Exercise requirements: Retype all of the data. Every line must match exactly.

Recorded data
"""
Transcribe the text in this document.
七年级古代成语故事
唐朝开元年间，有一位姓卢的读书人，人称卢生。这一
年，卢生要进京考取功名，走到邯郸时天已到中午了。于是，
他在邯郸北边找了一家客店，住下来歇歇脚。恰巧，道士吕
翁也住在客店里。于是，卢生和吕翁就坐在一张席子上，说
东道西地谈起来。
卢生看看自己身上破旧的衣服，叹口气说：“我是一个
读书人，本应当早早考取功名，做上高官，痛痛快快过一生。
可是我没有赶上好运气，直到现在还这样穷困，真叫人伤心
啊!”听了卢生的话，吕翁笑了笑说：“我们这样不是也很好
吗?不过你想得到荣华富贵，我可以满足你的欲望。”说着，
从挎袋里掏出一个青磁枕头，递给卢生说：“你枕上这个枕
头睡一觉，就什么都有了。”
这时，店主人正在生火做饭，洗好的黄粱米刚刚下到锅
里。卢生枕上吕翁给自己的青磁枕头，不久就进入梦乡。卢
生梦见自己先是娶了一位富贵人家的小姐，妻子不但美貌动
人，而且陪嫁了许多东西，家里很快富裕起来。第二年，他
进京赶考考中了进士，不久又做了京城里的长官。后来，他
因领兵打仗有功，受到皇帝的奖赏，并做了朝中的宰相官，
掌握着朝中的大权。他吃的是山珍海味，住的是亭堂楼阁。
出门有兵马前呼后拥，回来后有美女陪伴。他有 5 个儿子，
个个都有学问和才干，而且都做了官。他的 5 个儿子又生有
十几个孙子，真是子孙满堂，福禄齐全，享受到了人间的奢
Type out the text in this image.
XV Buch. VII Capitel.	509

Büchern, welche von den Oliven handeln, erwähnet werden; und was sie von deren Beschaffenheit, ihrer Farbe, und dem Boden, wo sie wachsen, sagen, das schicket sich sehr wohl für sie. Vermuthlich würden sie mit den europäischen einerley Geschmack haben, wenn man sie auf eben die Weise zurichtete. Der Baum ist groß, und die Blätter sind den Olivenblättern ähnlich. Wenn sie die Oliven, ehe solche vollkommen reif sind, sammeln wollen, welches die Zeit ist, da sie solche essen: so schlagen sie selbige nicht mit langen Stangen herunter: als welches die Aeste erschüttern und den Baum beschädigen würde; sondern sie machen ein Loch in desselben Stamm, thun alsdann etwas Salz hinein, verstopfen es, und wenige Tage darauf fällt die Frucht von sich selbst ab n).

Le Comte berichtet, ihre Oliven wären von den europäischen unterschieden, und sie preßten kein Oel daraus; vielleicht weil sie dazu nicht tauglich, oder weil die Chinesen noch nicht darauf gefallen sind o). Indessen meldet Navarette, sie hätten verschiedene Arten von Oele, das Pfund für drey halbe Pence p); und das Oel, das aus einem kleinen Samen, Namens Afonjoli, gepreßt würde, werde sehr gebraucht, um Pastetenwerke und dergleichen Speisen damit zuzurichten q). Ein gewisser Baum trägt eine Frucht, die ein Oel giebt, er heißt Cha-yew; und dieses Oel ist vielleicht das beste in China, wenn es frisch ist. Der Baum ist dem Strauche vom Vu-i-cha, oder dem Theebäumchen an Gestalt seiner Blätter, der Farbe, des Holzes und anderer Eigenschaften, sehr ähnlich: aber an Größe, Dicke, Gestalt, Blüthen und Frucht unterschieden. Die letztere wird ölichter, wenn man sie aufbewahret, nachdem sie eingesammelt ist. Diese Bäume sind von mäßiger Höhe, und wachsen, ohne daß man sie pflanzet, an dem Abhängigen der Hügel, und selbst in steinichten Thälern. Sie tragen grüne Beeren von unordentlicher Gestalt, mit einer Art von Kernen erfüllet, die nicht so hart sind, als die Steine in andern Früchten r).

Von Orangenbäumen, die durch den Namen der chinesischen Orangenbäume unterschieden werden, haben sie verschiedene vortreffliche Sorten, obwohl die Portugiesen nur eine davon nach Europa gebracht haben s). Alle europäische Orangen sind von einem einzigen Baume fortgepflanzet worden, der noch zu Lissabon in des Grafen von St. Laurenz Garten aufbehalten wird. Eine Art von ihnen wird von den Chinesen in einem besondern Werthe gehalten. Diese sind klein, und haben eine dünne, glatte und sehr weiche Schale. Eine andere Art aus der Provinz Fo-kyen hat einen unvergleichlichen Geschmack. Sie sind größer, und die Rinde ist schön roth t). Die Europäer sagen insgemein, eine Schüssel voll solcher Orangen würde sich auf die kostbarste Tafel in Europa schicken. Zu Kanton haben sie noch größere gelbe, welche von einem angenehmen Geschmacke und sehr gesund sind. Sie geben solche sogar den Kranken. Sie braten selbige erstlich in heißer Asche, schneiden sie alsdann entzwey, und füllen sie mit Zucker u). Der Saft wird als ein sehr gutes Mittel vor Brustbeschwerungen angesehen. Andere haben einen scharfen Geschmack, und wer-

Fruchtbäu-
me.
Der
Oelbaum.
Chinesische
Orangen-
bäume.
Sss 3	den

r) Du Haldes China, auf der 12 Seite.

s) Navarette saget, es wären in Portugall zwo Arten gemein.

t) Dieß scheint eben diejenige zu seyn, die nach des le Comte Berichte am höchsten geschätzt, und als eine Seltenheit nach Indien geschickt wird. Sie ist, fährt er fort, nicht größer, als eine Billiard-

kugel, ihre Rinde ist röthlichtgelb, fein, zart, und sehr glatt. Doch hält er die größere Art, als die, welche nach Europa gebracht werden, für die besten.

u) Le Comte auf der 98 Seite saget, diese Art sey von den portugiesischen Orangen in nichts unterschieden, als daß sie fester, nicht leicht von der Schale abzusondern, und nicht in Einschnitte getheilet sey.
"""
Task response:
Transcribe the text in this document.
七年级古代成语故事
唐朝开元年间，有一位姓卢的读书人，人称卢生。这一
年，卢生要进京考取功名，走到邯郸时天已到中午了。于是，
他在邯郸北边找了一家客店，住下来歇歇脚。恰巧，道士吕
翁也住在客店里。于是，卢生和吕翁就坐在一张席子上，说
东道西地谈起来。
卢生看看自己身上破旧的衣服，叹口气说：“我是一个
读书人，本应当早早考取功名，做上高官，痛痛快快过一生。
可是我没有赶上好运气，直到现在还这样穷困，真叫人伤心
啊!”听了卢生的话，吕翁笑了笑说：“我们这样不是也很好
吗?不过你想得到荣华富贵，我可以满足你的欲望。”说着，
从挎袋里掏出一个青磁枕头，递给卢生说：“你枕上这个枕
头睡一觉，就什么都有了。”
这时，店主人正在生火做饭，洗好的黄粱米刚刚下到锅
里。卢生枕上吕翁给自己的青磁枕头，不久就进入梦乡。卢
生梦见自己先是娶了一位富贵人家的小姐，妻子不但美貌动
人，而且陪嫁了许多东西，家里很快富裕起来。第二年，他
进京赶考考中了进士，不久又做了京城里的长官。后来，他
因领兵打仗有功，受到皇帝的奖赏，并做了朝中的宰相官，
掌握着朝中的大权。他吃的是山珍海味，住的是亭堂楼阁。
出门有兵马前呼后拥，回来后有美女陪伴。他有 5 个儿子，
个个都有学问和才干，而且都做了官。他的 5 个儿子又生有
十几个孙子，真是子孙满堂，福禄齐全，享受到了人间的奢
Type out the text in this image.
XV Buch. VII Capitel.	509

Büchern, welche von den Oliven handeln, erwähnet werden; und was sie von deren Beschaffenheit, ihrer Farbe, und dem Boden, wo sie wachsen, sagen, das schicket sich sehr wohl für sie. Vermuthlich würden sie mit den europäischen einerley Geschmack haben, wenn man sie auf eben die Weise zurichtete. Der Baum ist groß, und die Blätter sind den Olivenblättern ähnlich. Wenn sie die Oliven, ehe solche vollkommen reif sind, sammeln wollen, welches die Zeit ist, da sie solche essen: so schlagen sie selbige nicht mit langen Stangen herunter: als welches die Aeste erschüttern und den Baum beschädigen würde; sondern sie machen ein Loch in desselben Stamm, thun alsdann etwas Salz hinein, verstopfen es, und wenige Tage darauf fällt die Frucht von sich selbst ab n).

Le Comte berichtet, ihre Oliven wären von den europäischen unterschieden, und sie preßten kein Oel daraus; vielleicht weil sie dazu nicht tauglich, oder weil die Chinesen noch nicht darauf gefallen sind o). Indessen meldet Navarette, sie hätten verschiedene Arten von Oele, das Pfund für drey halbe Pence p); und das Oel, das aus einem kleinen Samen, Namens Afonjoli, gepreßt würde, werde sehr gebraucht, um Pastetenwerke und dergleichen Speisen damit zuzurichten q). Ein gewisser Baum trägt eine Frucht, die ein Oel giebt, er heißt Cha-yew; und dieses Oel ist vielleicht das beste in China, wenn es frisch ist. Der Baum ist dem Strauche vom Vu-i-cha, oder dem Theebäumchen an Gestalt seiner Blätter, der Farbe, des Holzes und anderer Eigenschaften, sehr ähnlich: aber an Größe, Dicke, Gestalt, Blüthen und Frucht unterschieden. Die letztere wird ölichter, wenn man sie aufbewahret, nachdem sie eingesammelt ist. Diese Bäume sind von mäßiger Höhe, und wachsen, ohne daß man sie pflanzet, an dem Abhängigen der Hügel, und selbst in steinichten Thälern. Sie tragen grüne Beeren von unordentlicher Gestalt, mit einer Art von Kernen erfüllet, die nicht so hart sind, als die Steine in andern Früchten r).

Von Orangenbäumen, die durch den Namen der chinesischen Orangenbäume unterschieden werden, haben sie verschiedene vortreffliche Sorten, obwohl die Portugiesen nur eine davon nach Europa gebracht haben s). Alle europäische Orangen sind von einem einzigen Baume fortgepflanzet worden, der noch zu Lissabon in des Grafen von St. Laurenz Garten aufbehalten wird. Eine Art von ihnen wird von den Chinesen in einem besondern Werthe gehalten. Diese sind klein, und haben eine dünne, glatte und sehr weiche Schale. Eine andere Art aus der Provinz Fo-kyen hat einen unvergleichlichen Geschmack. Sie sind größer, und die Rinde ist schön roth t). Die Europäer sagen insgemein, eine Schüssel voll solcher Orangen würde sich auf die kostbarste Tafel in Europa schicken. Zu Kanton haben sie noch größere gelbe, welche von einem angenehmen Geschmacke und sehr gesund sind. Sie geben solche sogar den Kranken. Sie braten selbige erstlich in heißer Asche, schneiden sie alsdann entzwey, und füllen sie mit Zucker u). Der Saft wird als ein sehr gutes Mittel vor Brustbeschwerungen angesehen. Andere haben einen scharfen Geschmack, und wer-

Fruchtbäu-
me.
Der
Oelbaum.
Chinesische
Orangen-
bäume.
Sss 3	den

r) Du Haldes China, auf der 12 Seite.

s) Navarette saget, es wären in Portugall zwo Arten gemein.

t) Dieß scheint eben diejenige zu seyn, die nach des le Comte Berichte am höchsten geschätzt, und als eine Seltenheit nach Indien geschickt wird. Sie ist, fährt er fort, nicht größer, als eine Billiard-

kugel, ihre Rinde ist röthlichtgelb, fein, zart, und sehr glatt. Doch hält er die größere Art, als die, welche nach Europa gebracht werden, für die besten.

u) Le Comte auf der 98 Seite saget, diese Art sey von den portugiesischen Orangen in nichts unterschieden, als daß sie fester, nicht leicht von der Schale abzusondern, und nicht in Einschnitte getheilet sey.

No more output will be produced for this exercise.